### DIRECTION 1
According to the transportation passage, in what year was the Vehicle Inventory and Use Survey discontinued?
### DIRECTION 2
Return the data listing rows verbatim, starting at the line that contains "Localize each UI" and ending after the line that contains "991, 805, 1016]".

### SOURCE PASSAGE
=-=-=-=-=

The areas of energy consumption and related environmental emissions are another focus of statistics on unintended consequences  of transportation. The transportation sector accounts for more than two-thirds of the petroleum consumed in the country and produces between one-quarter and one-third of all of the carbon dioxide (CO2) emitted by the Nation’s energy consumption. The U.S. Department of Energy has a major data program that tracks energy consumption by transportation sector [USDOE EIA 2015], and transportation’s contributions to greenhouse gases and other emissions are tracked by the Environmental Protection Agency [USEPA OTAQ 2015]. While individual agencies compile information to meet specific needs, integrating these data and developing analytical techniques from many disciplines are the keys to effectively using these data sources to reduce transportation-related energy consumption and emissions. For example, the relationships between vehicle usage patterns and energy usage intensity are crucial to measuring and assessing the effectiveness of different energy and emission reduction opportunities and policies. Unfortunately, with the discontinuation of the Vehicle Inventory and Use Survey (VIUS) in 2002, much of the data necessary to help make these assessments are now more than 10 years out of date [USDOC CB VIUS 2002]. A plan by FHWA, BTS, the Department of Energy, the Environmental Protection Agency, and the Department of Agriculture to revive the VIUS is currently under development.

Statistical Information Gaps and Challenges

Considering the wide range of transportation data sources and information needs for public decisions, key gaps in statistical information are apparent:

  • Long-distance, intercity travel remains poorly measured for surface modes of transportation.
  • Understanding of the domestic movement of international trade is based on models and assumptions more than on data from observations.

=-=-=-=-=

Data listing:
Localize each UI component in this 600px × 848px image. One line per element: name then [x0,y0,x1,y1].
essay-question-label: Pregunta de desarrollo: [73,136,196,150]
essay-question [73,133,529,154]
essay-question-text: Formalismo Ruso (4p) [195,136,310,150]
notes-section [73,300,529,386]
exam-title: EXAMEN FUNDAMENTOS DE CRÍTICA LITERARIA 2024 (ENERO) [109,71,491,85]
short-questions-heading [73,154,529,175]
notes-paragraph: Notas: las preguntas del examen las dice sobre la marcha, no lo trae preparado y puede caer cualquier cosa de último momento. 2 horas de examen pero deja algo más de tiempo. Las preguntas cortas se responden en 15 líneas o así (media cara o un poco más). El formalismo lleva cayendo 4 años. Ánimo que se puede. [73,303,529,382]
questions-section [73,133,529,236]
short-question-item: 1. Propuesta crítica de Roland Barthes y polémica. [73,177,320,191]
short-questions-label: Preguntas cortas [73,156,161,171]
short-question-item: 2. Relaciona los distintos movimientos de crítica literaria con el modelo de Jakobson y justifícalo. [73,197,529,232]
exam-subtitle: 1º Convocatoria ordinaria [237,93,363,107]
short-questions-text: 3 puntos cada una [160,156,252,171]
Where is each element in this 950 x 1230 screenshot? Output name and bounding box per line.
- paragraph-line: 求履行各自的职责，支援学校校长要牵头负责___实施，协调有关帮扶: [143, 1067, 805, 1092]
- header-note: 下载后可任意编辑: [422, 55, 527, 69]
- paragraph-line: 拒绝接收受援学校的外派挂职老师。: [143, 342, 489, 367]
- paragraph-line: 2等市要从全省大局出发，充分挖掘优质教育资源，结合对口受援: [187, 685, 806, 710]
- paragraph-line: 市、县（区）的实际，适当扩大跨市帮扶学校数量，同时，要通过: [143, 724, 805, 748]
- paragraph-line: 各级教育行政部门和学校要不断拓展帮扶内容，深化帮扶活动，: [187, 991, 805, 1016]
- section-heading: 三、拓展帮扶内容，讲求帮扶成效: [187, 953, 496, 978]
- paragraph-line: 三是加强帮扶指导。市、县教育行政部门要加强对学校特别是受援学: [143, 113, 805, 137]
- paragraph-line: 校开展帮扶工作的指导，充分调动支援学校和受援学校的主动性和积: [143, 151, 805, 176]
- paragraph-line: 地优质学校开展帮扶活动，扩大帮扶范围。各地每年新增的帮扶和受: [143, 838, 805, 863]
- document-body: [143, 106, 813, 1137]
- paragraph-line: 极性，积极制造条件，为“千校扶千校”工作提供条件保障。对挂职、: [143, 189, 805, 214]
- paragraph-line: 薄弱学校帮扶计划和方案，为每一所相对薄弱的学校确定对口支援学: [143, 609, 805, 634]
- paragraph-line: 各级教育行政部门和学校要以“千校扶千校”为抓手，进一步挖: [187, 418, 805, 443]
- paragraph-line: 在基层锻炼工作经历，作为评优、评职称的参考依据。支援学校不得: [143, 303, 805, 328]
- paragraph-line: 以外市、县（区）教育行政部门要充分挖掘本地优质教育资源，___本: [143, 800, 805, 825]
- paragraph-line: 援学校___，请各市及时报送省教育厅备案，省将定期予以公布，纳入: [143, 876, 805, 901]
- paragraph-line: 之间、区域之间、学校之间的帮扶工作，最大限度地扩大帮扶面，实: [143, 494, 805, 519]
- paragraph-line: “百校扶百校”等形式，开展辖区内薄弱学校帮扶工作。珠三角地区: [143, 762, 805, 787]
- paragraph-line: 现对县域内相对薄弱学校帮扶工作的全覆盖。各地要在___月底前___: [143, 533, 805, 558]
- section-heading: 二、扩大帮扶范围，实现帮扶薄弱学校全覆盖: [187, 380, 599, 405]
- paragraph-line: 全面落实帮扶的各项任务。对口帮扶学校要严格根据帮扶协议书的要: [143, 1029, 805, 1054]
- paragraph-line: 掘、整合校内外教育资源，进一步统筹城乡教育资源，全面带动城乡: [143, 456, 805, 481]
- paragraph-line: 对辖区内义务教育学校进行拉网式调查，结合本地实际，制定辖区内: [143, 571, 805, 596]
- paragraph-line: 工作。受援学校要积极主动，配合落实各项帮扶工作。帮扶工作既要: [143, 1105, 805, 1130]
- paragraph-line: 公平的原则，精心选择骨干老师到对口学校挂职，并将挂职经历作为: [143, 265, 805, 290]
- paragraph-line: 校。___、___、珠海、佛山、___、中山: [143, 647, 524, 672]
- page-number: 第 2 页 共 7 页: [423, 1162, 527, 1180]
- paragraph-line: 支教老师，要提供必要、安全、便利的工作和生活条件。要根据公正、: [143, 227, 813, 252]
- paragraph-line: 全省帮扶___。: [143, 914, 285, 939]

=-=-=-=-=

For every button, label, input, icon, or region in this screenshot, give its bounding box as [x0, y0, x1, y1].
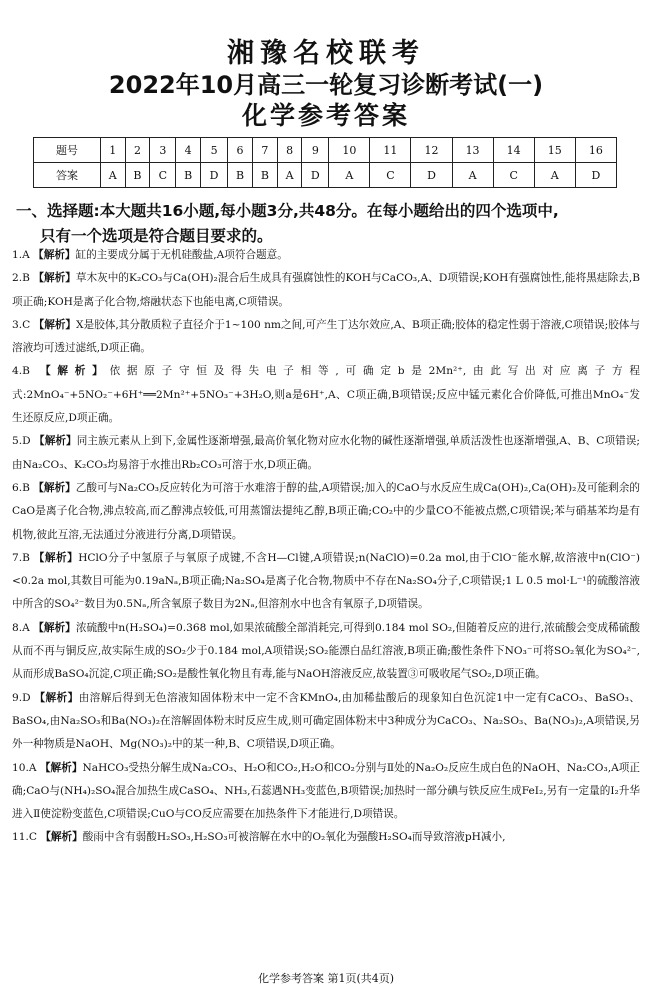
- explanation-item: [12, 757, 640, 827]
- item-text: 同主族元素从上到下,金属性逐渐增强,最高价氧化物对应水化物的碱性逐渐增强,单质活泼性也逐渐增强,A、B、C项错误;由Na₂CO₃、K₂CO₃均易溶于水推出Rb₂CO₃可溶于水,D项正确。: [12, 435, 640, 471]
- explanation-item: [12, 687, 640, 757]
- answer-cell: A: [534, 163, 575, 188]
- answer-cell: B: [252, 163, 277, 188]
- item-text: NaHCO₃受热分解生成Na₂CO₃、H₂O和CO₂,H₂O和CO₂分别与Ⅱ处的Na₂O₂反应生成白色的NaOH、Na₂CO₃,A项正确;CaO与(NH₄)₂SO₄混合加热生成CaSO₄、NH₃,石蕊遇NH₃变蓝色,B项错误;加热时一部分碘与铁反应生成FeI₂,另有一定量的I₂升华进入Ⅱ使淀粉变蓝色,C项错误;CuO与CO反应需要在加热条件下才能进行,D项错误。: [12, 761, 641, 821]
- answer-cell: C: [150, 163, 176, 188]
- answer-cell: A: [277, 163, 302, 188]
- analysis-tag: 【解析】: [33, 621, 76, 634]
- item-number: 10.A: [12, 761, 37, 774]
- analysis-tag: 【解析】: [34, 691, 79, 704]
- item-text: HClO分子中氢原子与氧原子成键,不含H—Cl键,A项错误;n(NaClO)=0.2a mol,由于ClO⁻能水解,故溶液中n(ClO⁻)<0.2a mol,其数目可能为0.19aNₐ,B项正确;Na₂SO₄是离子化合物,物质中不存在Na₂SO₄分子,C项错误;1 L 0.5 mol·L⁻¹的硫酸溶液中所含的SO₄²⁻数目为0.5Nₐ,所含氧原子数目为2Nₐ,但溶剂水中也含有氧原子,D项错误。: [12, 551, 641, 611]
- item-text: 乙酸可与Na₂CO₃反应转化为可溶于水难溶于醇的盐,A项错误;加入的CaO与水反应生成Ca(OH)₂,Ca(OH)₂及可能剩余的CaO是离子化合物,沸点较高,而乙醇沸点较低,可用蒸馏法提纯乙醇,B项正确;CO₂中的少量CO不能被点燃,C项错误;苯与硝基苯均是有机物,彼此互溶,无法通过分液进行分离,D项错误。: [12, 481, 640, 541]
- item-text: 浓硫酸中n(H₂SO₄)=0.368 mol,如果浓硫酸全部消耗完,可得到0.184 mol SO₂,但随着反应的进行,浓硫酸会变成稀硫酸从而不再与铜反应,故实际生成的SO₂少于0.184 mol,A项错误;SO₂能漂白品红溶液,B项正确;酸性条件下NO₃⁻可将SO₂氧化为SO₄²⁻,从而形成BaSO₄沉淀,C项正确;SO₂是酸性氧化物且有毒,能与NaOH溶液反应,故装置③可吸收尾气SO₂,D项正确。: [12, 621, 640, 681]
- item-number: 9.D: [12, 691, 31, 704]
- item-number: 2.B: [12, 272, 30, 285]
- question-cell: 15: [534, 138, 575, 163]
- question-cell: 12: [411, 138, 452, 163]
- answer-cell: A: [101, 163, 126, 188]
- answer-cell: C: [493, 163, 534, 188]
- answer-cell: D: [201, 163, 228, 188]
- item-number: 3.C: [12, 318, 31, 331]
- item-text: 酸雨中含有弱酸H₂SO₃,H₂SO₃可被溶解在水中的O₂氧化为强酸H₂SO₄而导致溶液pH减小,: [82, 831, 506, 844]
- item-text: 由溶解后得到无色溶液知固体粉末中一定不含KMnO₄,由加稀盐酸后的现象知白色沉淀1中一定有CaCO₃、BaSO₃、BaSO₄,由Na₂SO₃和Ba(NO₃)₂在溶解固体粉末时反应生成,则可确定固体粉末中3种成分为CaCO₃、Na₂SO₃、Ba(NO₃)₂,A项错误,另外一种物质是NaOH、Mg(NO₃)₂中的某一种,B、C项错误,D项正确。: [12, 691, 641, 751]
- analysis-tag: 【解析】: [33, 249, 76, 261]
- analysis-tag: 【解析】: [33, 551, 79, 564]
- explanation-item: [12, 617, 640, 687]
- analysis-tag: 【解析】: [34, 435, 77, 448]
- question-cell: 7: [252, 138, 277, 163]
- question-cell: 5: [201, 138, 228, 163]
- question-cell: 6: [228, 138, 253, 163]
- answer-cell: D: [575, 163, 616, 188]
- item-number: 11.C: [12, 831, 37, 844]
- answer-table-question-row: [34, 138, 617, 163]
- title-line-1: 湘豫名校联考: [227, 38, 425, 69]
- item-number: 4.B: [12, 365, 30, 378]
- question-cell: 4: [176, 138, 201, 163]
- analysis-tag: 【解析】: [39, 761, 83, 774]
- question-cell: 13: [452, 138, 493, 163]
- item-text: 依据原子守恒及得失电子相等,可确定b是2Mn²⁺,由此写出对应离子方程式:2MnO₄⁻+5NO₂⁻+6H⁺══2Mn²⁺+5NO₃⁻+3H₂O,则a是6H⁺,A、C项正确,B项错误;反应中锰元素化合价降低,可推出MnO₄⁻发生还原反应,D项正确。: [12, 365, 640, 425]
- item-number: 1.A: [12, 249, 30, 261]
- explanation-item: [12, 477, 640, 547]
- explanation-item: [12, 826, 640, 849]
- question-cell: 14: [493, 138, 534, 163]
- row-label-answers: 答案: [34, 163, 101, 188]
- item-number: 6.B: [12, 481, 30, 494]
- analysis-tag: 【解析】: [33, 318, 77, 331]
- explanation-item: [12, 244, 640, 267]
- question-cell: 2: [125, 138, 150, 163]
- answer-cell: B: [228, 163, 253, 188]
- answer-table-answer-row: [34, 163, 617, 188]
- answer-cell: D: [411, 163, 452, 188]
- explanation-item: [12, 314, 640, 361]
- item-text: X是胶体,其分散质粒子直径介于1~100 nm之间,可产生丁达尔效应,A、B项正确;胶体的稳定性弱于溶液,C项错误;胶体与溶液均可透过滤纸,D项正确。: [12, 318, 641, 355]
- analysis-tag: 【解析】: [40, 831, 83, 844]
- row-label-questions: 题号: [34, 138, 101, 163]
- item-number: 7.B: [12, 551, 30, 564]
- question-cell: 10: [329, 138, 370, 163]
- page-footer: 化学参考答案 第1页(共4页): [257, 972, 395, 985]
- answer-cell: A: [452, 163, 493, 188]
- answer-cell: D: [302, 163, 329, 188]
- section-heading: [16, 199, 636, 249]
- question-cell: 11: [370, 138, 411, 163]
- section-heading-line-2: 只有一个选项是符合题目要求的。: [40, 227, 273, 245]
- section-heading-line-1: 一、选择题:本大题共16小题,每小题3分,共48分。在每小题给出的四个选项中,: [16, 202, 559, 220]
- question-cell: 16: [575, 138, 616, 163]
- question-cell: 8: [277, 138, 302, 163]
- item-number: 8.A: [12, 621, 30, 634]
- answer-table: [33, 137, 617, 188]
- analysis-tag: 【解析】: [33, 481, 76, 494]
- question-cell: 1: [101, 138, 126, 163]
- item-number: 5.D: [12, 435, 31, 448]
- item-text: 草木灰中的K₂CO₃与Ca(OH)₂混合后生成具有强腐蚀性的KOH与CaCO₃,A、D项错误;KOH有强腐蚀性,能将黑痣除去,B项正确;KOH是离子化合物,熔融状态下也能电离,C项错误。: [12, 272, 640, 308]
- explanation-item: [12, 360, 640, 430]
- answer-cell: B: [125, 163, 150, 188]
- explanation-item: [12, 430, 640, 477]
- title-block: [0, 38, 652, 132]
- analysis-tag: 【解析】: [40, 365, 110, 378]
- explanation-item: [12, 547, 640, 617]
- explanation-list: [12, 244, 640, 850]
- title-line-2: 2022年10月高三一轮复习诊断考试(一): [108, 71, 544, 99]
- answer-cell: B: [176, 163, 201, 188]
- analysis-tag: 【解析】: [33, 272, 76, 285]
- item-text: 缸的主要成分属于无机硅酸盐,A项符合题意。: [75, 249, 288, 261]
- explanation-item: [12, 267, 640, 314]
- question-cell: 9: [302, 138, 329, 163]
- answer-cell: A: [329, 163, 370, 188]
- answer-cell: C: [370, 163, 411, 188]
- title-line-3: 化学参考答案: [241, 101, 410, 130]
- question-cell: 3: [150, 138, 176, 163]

=-=-=-=-=

### FINISHED ANSWER 1
2002

### FINISHED ANSWER 2
Localize each UI component in this 600px × 848px image. One line per element: name then [x0,y0,x1,y1].
essay-question-label: Pregunta de desarrollo: [73,136,196,150]
essay-question [73,133,529,154]
essay-question-text: Formalismo Ruso (4p) [195,136,310,150]
notes-section [73,300,529,386]
exam-title: EXAMEN FUNDAMENTOS DE CRÍTICA LITERARIA 2024 (ENERO) [109,71,491,85]
short-questions-heading [73,154,529,175]
notes-paragraph: Notas: las preguntas del examen las dice sobre la marcha, no lo trae preparado y puede caer cualquier cosa de último momento. 2 horas de examen pero deja algo más de tiempo. Las preguntas cortas se responden en 15 líneas o así (media cara o un poco más). El formalismo lleva cayendo 4 años. Ánimo que se puede. [73,303,529,382]
questions-section [73,133,529,236]
short-question-item: 1. Propuesta crítica de Roland Barthes y polémica. [73,177,320,191]
short-questions-label: Preguntas cortas [73,156,161,171]
short-question-item: 2. Relaciona los distintos movimientos de crítica literaria con el modelo de Jakobson y justifícalo. [73,197,529,232]
exam-subtitle: 1º Convocatoria ordinaria [237,93,363,107]
short-questions-text: 3 puntos cada una [160,156,252,171]
Where is each element in this 950 x 1230 screenshot? Output name and bounding box per line.
- paragraph-line: 求履行各自的职责，支援学校校长要牵头负责___实施，协调有关帮扶: [143, 1067, 805, 1092]
- header-note: 下载后可任意编辑: [422, 55, 527, 69]
- paragraph-line: 拒绝接收受援学校的外派挂职老师。: [143, 342, 489, 367]
- paragraph-line: 2等市要从全省大局出发，充分挖掘优质教育资源，结合对口受援: [187, 685, 806, 710]
- paragraph-line: 市、县（区）的实际，适当扩大跨市帮扶学校数量，同时，要通过: [143, 724, 805, 748]
- paragraph-line: 各级教育行政部门和学校要不断拓展帮扶内容，深化帮扶活动，: [187, 991, 805, 1016]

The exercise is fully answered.